What the exercise asks: Reproduce the records word for word, from their first line through the line that contains "q1d-line2: B is".

Extracted entries:

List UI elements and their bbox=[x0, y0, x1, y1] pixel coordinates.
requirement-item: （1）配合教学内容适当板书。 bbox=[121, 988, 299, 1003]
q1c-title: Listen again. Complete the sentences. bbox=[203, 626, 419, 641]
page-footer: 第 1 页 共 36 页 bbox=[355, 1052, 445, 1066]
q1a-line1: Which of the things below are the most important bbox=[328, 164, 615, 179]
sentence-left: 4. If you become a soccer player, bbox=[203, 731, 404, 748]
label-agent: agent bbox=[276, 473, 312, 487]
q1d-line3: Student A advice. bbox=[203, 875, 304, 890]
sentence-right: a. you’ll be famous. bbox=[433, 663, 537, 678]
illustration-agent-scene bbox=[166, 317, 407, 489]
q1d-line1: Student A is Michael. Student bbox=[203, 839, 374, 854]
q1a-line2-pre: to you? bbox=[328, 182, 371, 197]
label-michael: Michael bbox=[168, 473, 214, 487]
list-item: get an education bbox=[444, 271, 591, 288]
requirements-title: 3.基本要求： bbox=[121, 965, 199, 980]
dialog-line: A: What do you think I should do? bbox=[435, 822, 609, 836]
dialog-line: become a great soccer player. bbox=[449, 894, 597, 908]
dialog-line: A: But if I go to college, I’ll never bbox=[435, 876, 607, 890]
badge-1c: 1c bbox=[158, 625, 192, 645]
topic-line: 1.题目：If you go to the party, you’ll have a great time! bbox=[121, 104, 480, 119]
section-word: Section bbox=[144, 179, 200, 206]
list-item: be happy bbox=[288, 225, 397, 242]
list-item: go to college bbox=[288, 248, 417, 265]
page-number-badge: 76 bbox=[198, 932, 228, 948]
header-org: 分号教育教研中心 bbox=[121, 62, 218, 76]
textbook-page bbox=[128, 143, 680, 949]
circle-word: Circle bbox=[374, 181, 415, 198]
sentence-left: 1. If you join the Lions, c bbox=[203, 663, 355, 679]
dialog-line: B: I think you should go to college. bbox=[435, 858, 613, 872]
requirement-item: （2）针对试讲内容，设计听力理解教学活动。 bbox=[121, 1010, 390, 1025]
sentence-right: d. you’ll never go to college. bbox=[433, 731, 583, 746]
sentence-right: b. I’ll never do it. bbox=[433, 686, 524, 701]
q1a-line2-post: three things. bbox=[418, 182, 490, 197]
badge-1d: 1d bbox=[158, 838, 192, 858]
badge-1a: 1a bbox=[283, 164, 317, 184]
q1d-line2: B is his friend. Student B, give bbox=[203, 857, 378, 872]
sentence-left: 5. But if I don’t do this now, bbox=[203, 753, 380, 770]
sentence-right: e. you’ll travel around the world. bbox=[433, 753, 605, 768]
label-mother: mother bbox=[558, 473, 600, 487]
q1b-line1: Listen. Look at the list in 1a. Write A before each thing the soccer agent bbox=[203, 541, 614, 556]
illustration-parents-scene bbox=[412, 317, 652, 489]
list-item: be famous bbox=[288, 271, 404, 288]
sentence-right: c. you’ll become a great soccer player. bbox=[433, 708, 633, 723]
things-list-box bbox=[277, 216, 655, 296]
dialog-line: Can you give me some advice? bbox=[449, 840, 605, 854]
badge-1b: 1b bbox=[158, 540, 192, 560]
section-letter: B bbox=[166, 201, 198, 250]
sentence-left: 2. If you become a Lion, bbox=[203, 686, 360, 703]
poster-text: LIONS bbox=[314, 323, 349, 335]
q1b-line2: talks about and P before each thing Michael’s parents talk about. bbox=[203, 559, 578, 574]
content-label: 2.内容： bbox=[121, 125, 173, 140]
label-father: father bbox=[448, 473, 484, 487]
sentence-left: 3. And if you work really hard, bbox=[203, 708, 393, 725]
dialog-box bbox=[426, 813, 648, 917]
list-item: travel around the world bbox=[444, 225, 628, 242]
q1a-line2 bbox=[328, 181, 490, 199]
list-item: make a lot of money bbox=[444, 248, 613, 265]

Solution for this task:
List UI elements and their bbox=[x0, y0, x1, y1] pixel coordinates.
requirement-item: （1）配合教学内容适当板书。 bbox=[121, 988, 299, 1003]
q1c-title: Listen again. Complete the sentences. bbox=[203, 626, 419, 641]
page-footer: 第 1 页 共 36 页 bbox=[355, 1052, 445, 1066]
q1a-line1: Which of the things below are the most important bbox=[328, 164, 615, 179]
sentence-left: 4. If you become a soccer player, bbox=[203, 731, 404, 748]
label-agent: agent bbox=[276, 473, 312, 487]
q1d-line3: Student A advice. bbox=[203, 875, 304, 890]
sentence-right: a. you’ll be famous. bbox=[433, 663, 537, 678]
illustration-agent-scene bbox=[166, 317, 407, 489]
q1d-line1: Student A is Michael. Student bbox=[203, 839, 374, 854]
q1a-line2-pre: to you? bbox=[328, 182, 371, 197]
label-michael: Michael bbox=[168, 473, 214, 487]
list-item: get an education bbox=[444, 271, 591, 288]
requirements-title: 3.基本要求： bbox=[121, 965, 199, 980]
dialog-line: A: What do you think I should do? bbox=[435, 822, 609, 836]
dialog-line: become a great soccer player. bbox=[449, 894, 597, 908]
dialog-line: A: But if I go to college, I’ll never bbox=[435, 876, 607, 890]
badge-1c: 1c bbox=[158, 625, 192, 645]
topic-line: 1.题目：If you go to the party, you’ll have a great time! bbox=[121, 104, 480, 119]
section-word: Section bbox=[144, 179, 200, 206]
list-item: be happy bbox=[288, 225, 397, 242]
list-item: go to college bbox=[288, 248, 417, 265]
page-number-badge: 76 bbox=[198, 932, 228, 948]
header-org: 分号教育教研中心 bbox=[121, 62, 218, 76]
textbook-page bbox=[128, 143, 680, 949]
circle-word: Circle bbox=[374, 181, 415, 198]
sentence-left: 1. If you join the Lions, c bbox=[203, 663, 355, 679]
dialog-line: B: I think you should go to college. bbox=[435, 858, 613, 872]
requirement-item: （2）针对试讲内容，设计听力理解教学活动。 bbox=[121, 1010, 390, 1025]
sentence-right: d. you’ll never go to college. bbox=[433, 731, 583, 746]
sentence-right: b. I’ll never do it. bbox=[433, 686, 524, 701]
q1a-line2-post: three things. bbox=[418, 182, 490, 197]
badge-1d: 1d bbox=[158, 838, 192, 858]
badge-1a: 1a bbox=[283, 164, 317, 184]
q1d-line2: B is his friend. Student B, give bbox=[203, 857, 378, 872]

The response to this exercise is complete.